STAGES ON THE PATH
From the nature of Moksha and the means prescribed for its realization it is abundantly clear that the attainment of perfection is the culmination of a graduated course of training, which must be followed step by step. The sages have, therefore, divided the path, which leads to the Supreme Seat (Nirvana) into fourteen stages, each of which represents a particular state of development, condition or phase of the soul, arising from the quiescence, elimination, or partial quiescence and partial elimination of certain energies of karma, and the manifestation of those traits and attributes which are held in check by their activity. The names and characteristics of each of these fourteen stages, called Gunasthan, may be stated as follows:--
(1) The first stage is called Mithyatva, which signifies ignorance, the normal condition of all Jivas involved in the samsara, and is the starting point of spiritual evolution. The consciousness of the soul in this condition is obsessed with gross ignorance, and pure truth is not agreeable to it. Those who pass out of it are the lucky ones who, in consequence of their past good karmas, evolve out the desire to find a way to escape from the pain and misery of life in this world. When a man reaches this turning point in his life, he begins to meditate on the nature of the world and on his own relation with it. This results in a temporary quiescence of the first three energies of darsana Mohaniya karma (Nos. 17, 18 and 19) and the Anantanubandhi type of anger, pride, deceit and greed (Nos. 20,21,22 and 23), producing what is called the prathamopasama- samyaktva --a kind of faith which generally subsides, sooner or later, like the effervescence of aerated water. All cases of sudden conversion to truth are due to the quiescence of these seven energies of karmas.
The subsequent loss of faith is due to the recrudescence of the prakriti of any one of the Anantanubandhi kasha's (anger, pride, deceit and greed) whose destruction or quiescence is related to the manifestation of true insight as cause to its effect.
(2) Sasadana (sa = with + Sadhana = exhausted, hence that which is characterized by exhausted faith). This Gunasthan represents the mental state of the soul in the process or act of 'falling' form right faith. Its duration is momentary and does not extend beyond the time actually needed for the fast- slipping faith to be replaced by a false conviction in the mind.
(3) Misra (lit. mixed). The consciousness of the Jiva in this stage is characterized by a hovering between certainty and doubt as to the word of Faith.

**********

REQUEST 1 – In the entries, begin at the line that has "wind-barb [94, 381, 111, 397]" and stop after the line that has "colorbar-tick-label: 3 [1023, 440, 1031, 454]". Give only those lines again, changing every "wind-barb" to "wind-arrow" and leaving everything else the same.
The entries below have no connection to the passage on the stages of the path.

**********

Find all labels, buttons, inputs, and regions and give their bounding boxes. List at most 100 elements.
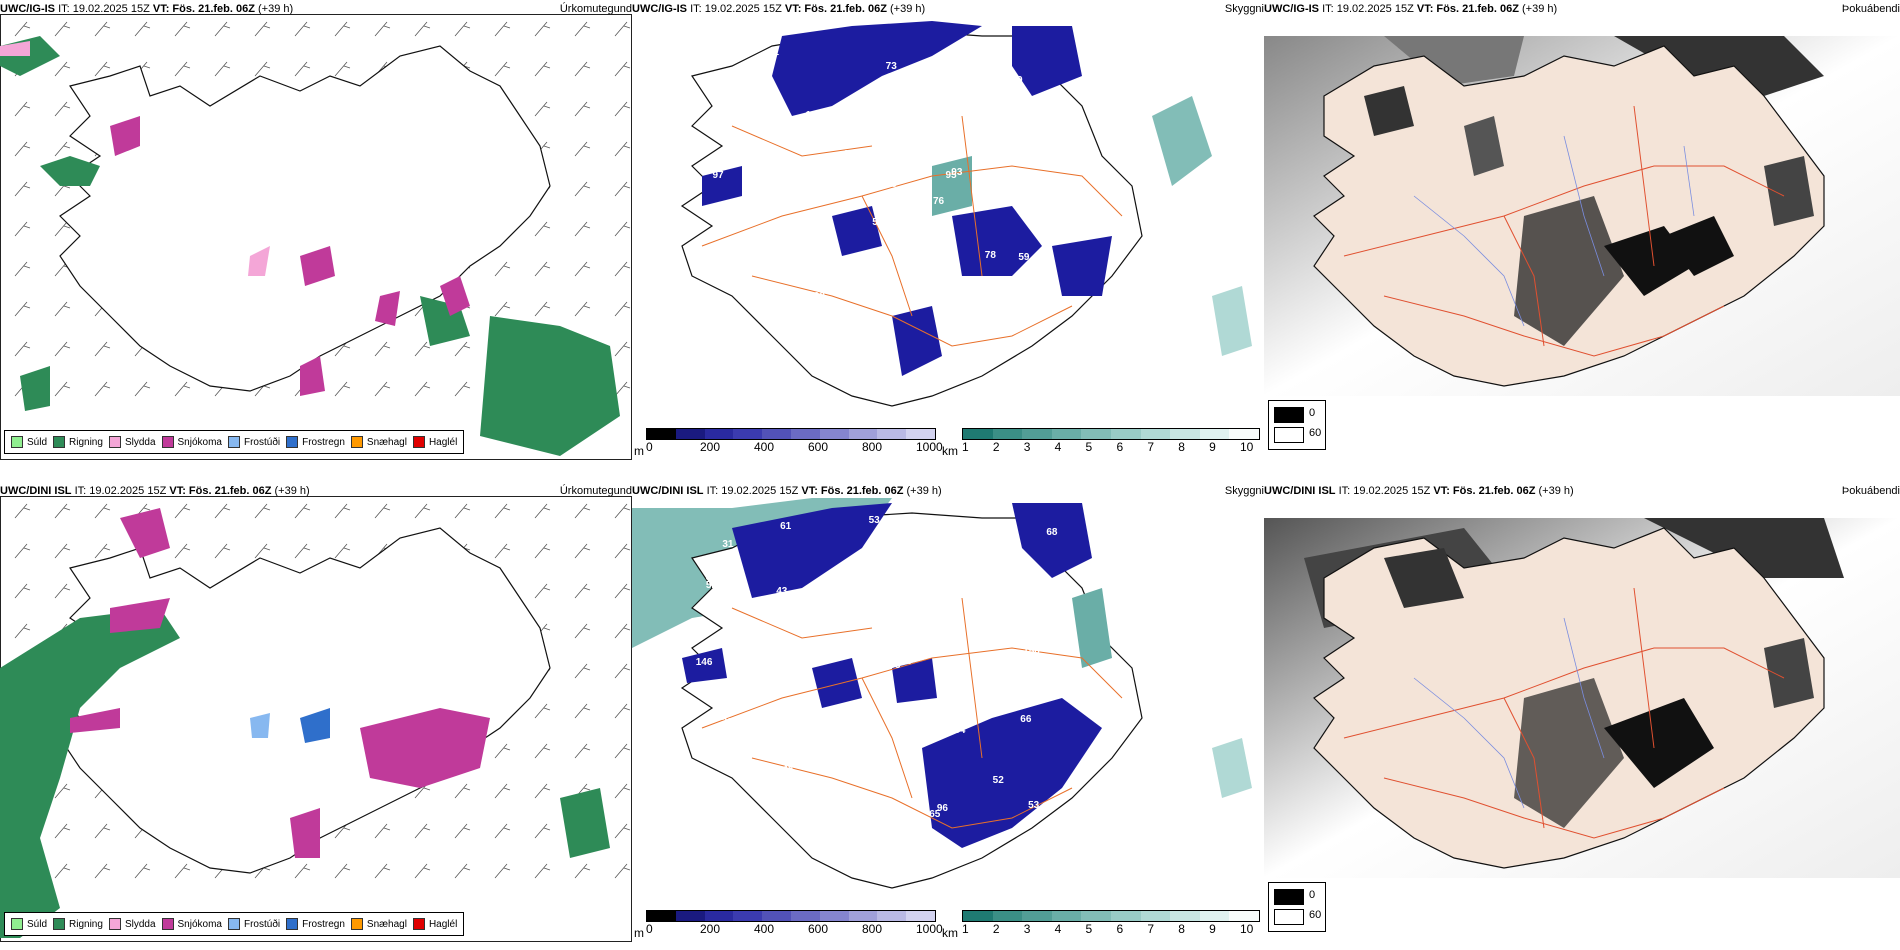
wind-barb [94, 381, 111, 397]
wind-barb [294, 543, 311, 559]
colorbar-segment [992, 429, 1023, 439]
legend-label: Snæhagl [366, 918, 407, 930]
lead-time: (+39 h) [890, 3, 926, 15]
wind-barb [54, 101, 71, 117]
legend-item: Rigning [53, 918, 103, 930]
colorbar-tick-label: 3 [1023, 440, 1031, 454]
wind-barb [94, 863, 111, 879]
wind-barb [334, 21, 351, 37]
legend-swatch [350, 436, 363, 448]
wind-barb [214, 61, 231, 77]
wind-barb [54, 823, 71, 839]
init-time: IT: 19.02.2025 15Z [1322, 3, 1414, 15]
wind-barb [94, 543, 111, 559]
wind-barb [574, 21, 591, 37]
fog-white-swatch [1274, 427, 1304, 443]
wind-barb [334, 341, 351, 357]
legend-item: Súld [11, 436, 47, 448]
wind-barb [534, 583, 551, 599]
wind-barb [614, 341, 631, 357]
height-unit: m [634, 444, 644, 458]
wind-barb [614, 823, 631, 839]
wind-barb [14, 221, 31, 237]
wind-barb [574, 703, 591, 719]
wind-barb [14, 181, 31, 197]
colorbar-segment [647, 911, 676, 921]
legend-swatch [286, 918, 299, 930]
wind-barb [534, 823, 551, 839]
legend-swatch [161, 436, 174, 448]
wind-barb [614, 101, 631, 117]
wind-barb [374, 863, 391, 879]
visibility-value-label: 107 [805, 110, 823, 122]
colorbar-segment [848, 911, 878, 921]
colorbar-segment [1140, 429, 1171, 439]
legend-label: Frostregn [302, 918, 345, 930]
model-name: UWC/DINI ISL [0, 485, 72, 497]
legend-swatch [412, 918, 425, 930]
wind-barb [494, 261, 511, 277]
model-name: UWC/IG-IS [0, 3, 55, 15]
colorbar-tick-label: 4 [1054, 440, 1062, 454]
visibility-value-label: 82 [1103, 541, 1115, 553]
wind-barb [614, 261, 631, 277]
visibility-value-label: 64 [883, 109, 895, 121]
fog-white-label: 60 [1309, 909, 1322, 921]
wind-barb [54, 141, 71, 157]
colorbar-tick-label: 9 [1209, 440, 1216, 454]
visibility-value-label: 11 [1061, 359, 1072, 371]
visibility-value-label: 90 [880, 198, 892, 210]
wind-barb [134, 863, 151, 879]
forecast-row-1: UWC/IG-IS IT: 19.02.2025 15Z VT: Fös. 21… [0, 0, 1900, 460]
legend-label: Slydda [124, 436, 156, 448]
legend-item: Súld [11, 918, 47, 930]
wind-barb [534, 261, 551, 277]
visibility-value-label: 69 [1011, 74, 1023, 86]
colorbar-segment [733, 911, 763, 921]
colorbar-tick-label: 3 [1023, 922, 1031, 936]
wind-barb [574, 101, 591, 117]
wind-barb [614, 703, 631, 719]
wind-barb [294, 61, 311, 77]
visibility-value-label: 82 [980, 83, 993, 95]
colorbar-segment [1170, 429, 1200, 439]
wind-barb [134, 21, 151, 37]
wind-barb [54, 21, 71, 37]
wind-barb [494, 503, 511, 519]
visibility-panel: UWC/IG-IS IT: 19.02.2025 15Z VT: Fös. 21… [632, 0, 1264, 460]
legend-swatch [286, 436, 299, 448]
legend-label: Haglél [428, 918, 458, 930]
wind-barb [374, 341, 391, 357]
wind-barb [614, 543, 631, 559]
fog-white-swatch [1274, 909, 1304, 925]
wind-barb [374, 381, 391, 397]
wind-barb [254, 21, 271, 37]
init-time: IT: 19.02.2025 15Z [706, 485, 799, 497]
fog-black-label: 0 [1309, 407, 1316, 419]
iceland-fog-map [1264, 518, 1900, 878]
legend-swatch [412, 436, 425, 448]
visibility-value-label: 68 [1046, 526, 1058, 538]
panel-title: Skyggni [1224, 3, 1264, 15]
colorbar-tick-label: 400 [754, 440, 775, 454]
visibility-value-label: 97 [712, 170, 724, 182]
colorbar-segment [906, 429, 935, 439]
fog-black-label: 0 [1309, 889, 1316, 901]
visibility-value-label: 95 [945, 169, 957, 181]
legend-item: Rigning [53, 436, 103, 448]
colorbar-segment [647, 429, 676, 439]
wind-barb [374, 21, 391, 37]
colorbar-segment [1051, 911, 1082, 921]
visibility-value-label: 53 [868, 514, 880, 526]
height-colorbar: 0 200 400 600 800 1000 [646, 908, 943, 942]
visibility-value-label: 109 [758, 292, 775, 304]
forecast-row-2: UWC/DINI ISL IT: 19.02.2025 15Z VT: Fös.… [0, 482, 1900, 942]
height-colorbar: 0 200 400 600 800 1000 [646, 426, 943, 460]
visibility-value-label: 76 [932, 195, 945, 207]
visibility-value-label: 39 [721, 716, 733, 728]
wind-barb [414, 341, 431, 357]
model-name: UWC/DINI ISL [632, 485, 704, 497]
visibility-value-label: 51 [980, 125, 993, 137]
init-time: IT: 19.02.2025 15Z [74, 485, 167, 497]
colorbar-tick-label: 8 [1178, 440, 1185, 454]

**********

REQUEST 2 – Carry the passage on the stages of the path further, starting after its final sentence.

WRITTEN RESPONSE 1 –
wind-arrow [94, 381, 111, 397]
wind-arrow [294, 543, 311, 559]
colorbar-segment [992, 429, 1023, 439]
legend-label: Snæhagl [366, 918, 407, 930]
lead-time: (+39 h) [890, 3, 926, 15]
wind-arrow [54, 101, 71, 117]
legend-item: Rigning [53, 918, 103, 930]
colorbar-tick-label: 3 [1023, 440, 1031, 454]

WRITTEN RESPONSE 2 –
This Gunasthan also marks a state of back-sliding from Right Faith, in the first instance, since faith and Mithyatva can become combined in the consciousness of him alone who has already evolved out proper convictions.
(4) Avirati - Samyagdrishti. When the doubts of an individual have been removed by meditation or the instruction of a guru (preceptor), he passes on to this stage, and becomes a Samyagdrishti (true believer); but as he is not yet able to observe any of the vows enjoined on a layman, he is still described as Avirati (a= not + virta = a vow). This stage arises when the seven prakriti already named have been wholly or partially subdued or destroyed, and denotes the acquisition of Right Faith. Anger, pride, deceit and greed of the Apratyakhyana type may be subdued here.
(5) Desavirata (desa = partial + vrata = vow). The soul now begins to observe some of the rules of Right Conduct with a view to perfect itself. The Pratyakhyana type of passions (kasha's) may be controlled in this stage.
(6) Pramatta vrata (slightly imperfect vows). The aharaka Shareer prakriti (No. 60) becomes nascent at this stage which is the first step of life as a Muni.
(7) Apramatta vrata (perfect observance of vows). The conduct of the Muni (ascetic) in this stage is marked by the absence of Pramad (negligence).
(8) Apurva karana (Apurva = new + karana = thoughts or mental stages). The conduct being perfect, so far as the observance of vows is concerned, the Jiva now applies himself to holy meditation (Sukla Dhyana.) Some of the no- kasayas got rid of in this stage.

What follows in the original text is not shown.